Material for this task:
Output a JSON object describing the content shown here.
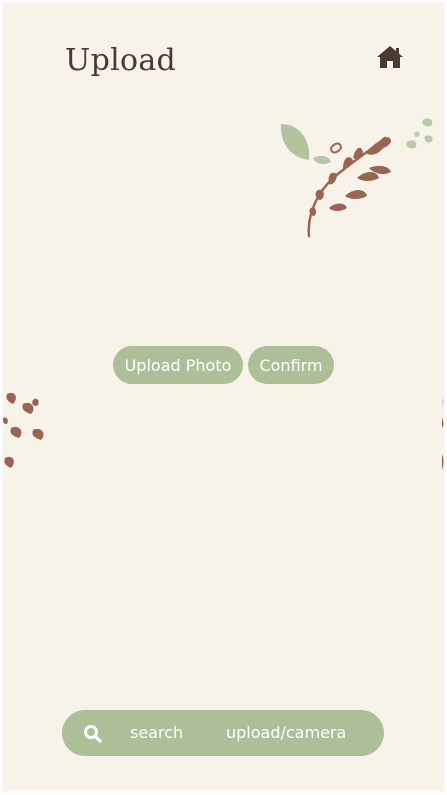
{
  "header": {
    "title": "Upload",
    "home_icon": "home-icon"
  },
  "actions": {
    "upload_label": "Upload Photo",
    "confirm_label": "Confirm"
  },
  "bottom_nav": {
    "search_icon": "search-icon",
    "search_label": "search",
    "upload_label": "upload/camera"
  },
  "colors": {
    "background": "#f8f3e9",
    "accent": "#adbf98",
    "leaf_brown": "#9a6452",
    "leaf_green": "#a9bf96",
    "text_dark": "#4a3a32"
  }
}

Short problem:
Set the pictures aside and transcribe the data above exactly.

Exercise answer:
Output a JSON object describing the content shown here.
{
  "header": {
    "title": "Upload",
    "home_icon": "home-icon"
  },
  "actions": {
    "upload_label": "Upload Photo",
    "confirm_label": "Confirm"
  },
  "bottom_nav": {
    "search_icon": "search-icon",
    "search_label": "search",
    "upload_label": "upload/camera"
  },
  "colors": {
    "background": "#f8f3e9",
    "accent": "#adbf98",
    "leaf_brown": "#9a6452",
    "leaf_green": "#a9bf96",
    "text_dark": "#4a3a32"
  }
}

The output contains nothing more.